## Start Raw data
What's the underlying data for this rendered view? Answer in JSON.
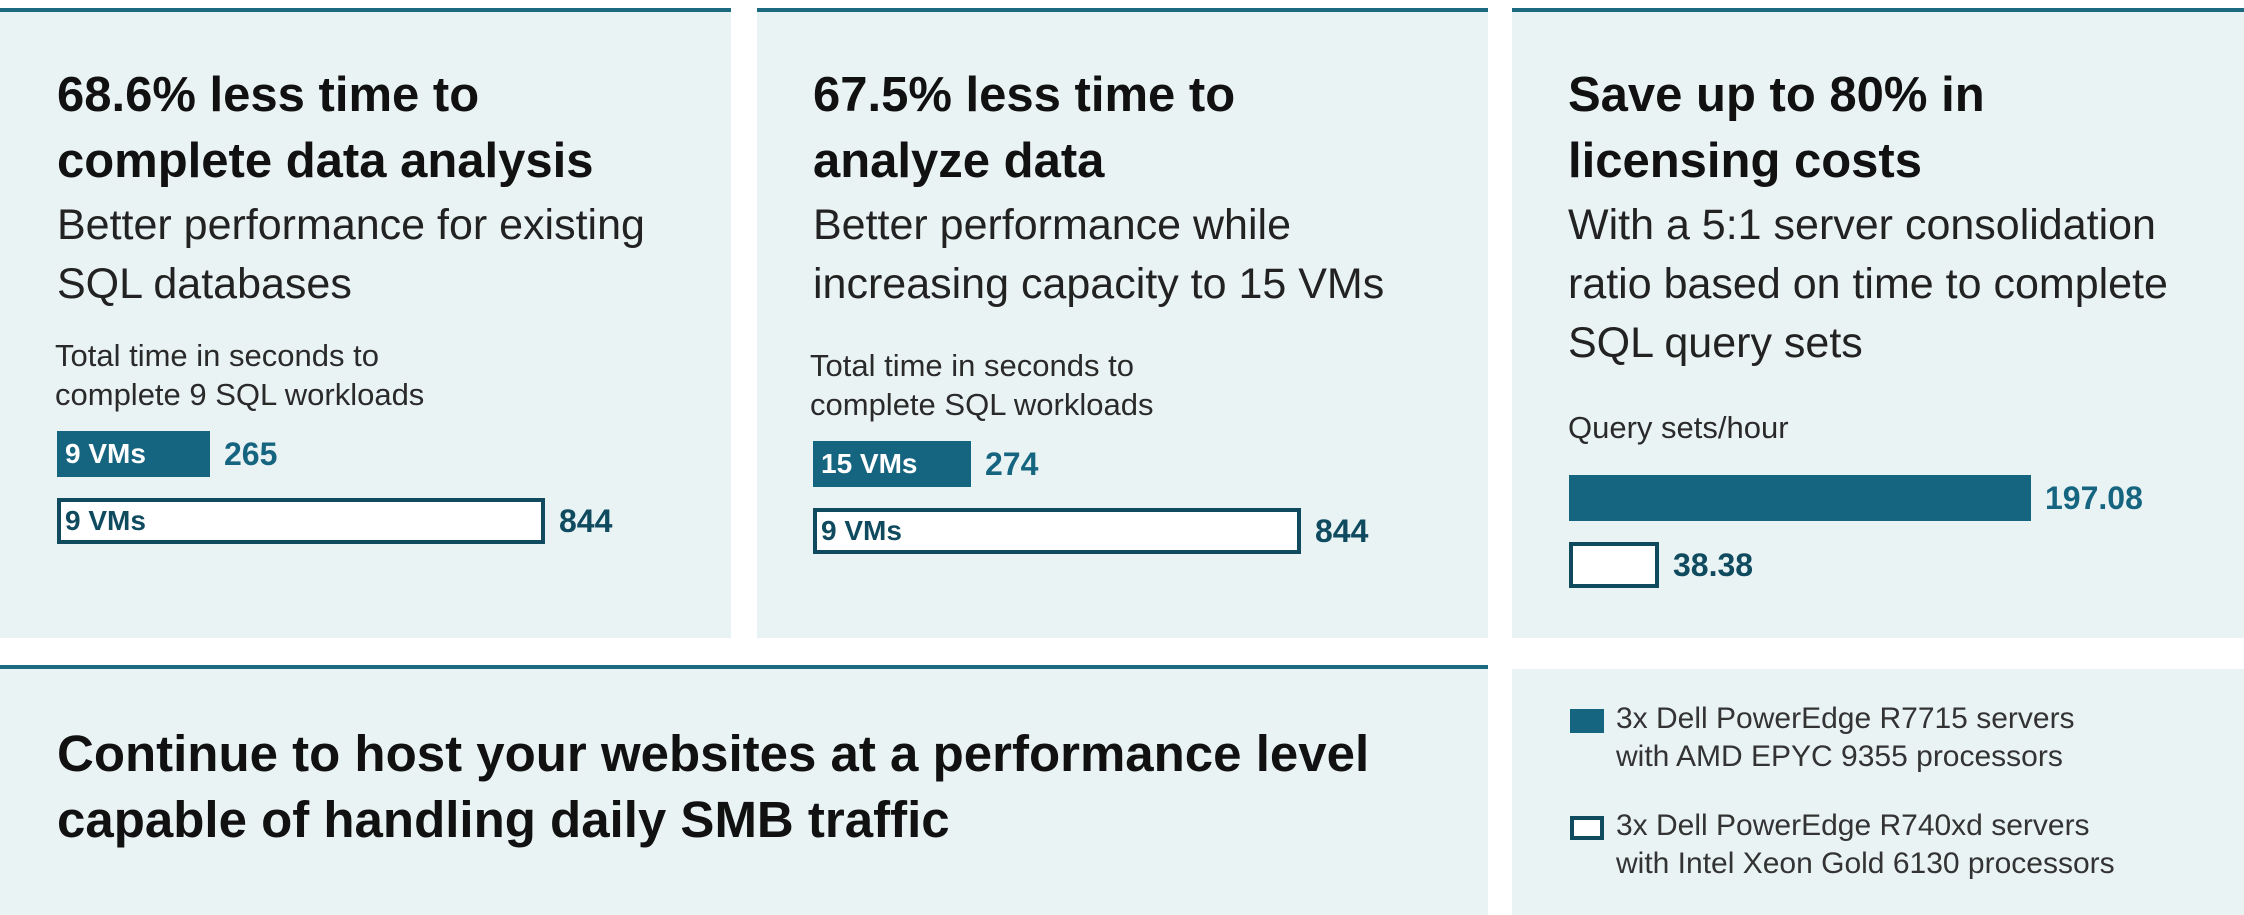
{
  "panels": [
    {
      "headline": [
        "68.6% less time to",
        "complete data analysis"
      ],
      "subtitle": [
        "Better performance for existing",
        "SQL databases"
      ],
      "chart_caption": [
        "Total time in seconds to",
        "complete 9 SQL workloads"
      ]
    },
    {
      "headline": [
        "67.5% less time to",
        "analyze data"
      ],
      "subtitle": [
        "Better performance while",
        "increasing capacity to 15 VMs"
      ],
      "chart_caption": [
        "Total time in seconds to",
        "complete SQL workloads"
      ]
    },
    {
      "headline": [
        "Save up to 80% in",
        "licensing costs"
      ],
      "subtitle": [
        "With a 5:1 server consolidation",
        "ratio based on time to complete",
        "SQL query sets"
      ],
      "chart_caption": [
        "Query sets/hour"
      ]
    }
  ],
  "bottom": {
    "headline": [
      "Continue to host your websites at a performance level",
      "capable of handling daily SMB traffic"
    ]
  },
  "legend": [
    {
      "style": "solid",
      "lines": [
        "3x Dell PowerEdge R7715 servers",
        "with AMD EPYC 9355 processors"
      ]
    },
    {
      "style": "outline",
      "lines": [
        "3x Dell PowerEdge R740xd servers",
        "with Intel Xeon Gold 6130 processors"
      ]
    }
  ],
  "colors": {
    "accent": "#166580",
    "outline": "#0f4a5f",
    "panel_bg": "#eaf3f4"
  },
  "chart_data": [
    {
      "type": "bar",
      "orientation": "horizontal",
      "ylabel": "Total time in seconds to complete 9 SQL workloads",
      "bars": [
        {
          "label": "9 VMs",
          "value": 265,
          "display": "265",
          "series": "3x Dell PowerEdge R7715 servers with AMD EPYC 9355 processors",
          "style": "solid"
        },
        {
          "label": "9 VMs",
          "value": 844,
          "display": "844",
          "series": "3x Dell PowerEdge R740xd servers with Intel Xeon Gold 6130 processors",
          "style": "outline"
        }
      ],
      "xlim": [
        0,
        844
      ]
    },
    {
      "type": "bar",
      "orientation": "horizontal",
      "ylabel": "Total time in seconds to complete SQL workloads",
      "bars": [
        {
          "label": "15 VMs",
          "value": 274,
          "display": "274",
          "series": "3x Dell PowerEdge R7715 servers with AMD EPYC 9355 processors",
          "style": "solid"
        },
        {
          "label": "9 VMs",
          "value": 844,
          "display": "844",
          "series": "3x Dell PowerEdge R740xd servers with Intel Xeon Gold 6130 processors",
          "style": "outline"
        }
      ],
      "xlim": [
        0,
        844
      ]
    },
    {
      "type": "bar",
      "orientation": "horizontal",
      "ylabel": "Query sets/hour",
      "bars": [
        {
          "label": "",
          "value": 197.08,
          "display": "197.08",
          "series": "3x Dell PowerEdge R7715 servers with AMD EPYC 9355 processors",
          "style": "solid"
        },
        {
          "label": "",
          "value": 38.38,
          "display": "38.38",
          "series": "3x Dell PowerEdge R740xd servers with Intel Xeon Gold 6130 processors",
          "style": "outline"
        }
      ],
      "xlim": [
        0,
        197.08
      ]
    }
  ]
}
## End Raw data
**What is being asked:**
Reproduce all the records verbatim, excluding images.

**Task output:**
What's the underlying data for this rendered view? Answer in JSON.
{
  "panels": [
    {
      "headline": [
        "68.6% less time to",
        "complete data analysis"
      ],
      "subtitle": [
        "Better performance for existing",
        "SQL databases"
      ],
      "chart_caption": [
        "Total time in seconds to",
        "complete 9 SQL workloads"
      ]
    },
    {
      "headline": [
        "67.5% less time to",
        "analyze data"
      ],
      "subtitle": [
        "Better performance while",
        "increasing capacity to 15 VMs"
      ],
      "chart_caption": [
        "Total time in seconds to",
        "complete SQL workloads"
      ]
    },
    {
      "headline": [
        "Save up to 80% in",
        "licensing costs"
      ],
      "subtitle": [
        "With a 5:1 server consolidation",
        "ratio based on time to complete",
        "SQL query sets"
      ],
      "chart_caption": [
        "Query sets/hour"
      ]
    }
  ],
  "bottom": {
    "headline": [
      "Continue to host your websites at a performance level",
      "capable of handling daily SMB traffic"
    ]
  },
  "legend": [
    {
      "style": "solid",
      "lines": [
        "3x Dell PowerEdge R7715 servers",
        "with AMD EPYC 9355 processors"
      ]
    },
    {
      "style": "outline",
      "lines": [
        "3x Dell PowerEdge R740xd servers",
        "with Intel Xeon Gold 6130 processors"
      ]
    }
  ],
  "colors": {
    "accent": "#166580",
    "outline": "#0f4a5f",
    "panel_bg": "#eaf3f4"
  },
  "chart_data": [
    {
      "type": "bar",
      "orientation": "horizontal",
      "ylabel": "Total time in seconds to complete 9 SQL workloads",
      "bars": [
        {
          "label": "9 VMs",
          "value": 265,
          "display": "265",
          "series": "3x Dell PowerEdge R7715 servers with AMD EPYC 9355 processors",
          "style": "solid"
        },
        {
          "label": "9 VMs",
          "value": 844,
          "display": "844",
          "series": "3x Dell PowerEdge R740xd servers with Intel Xeon Gold 6130 processors",
          "style": "outline"
        }
      ],
      "xlim": [
        0,
        844
      ]
    },
    {
      "type": "bar",
      "orientation": "horizontal",
      "ylabel": "Total time in seconds to complete SQL workloads",
      "bars": [
        {
          "label": "15 VMs",
          "value": 274,
          "display": "274",
          "series": "3x Dell PowerEdge R7715 servers with AMD EPYC 9355 processors",
          "style": "solid"
        },
        {
          "label": "9 VMs",
          "value": 844,
          "display": "844",
          "series": "3x Dell PowerEdge R740xd servers with Intel Xeon Gold 6130 processors",
          "style": "outline"
        }
      ],
      "xlim": [
        0,
        844
      ]
    },
    {
      "type": "bar",
      "orientation": "horizontal",
      "ylabel": "Query sets/hour",
      "bars": [
        {
          "label": "",
          "value": 197.08,
          "display": "197.08",
          "series": "3x Dell PowerEdge R7715 servers with AMD EPYC 9355 processors",
          "style": "solid"
        },
        {
          "label": "",
          "value": 38.38,
          "display": "38.38",
          "series": "3x Dell PowerEdge R740xd servers with Intel Xeon Gold 6130 processors",
          "style": "outline"
        }
      ],
      "xlim": [
        0,
        197.08
      ]
    }
  ]
}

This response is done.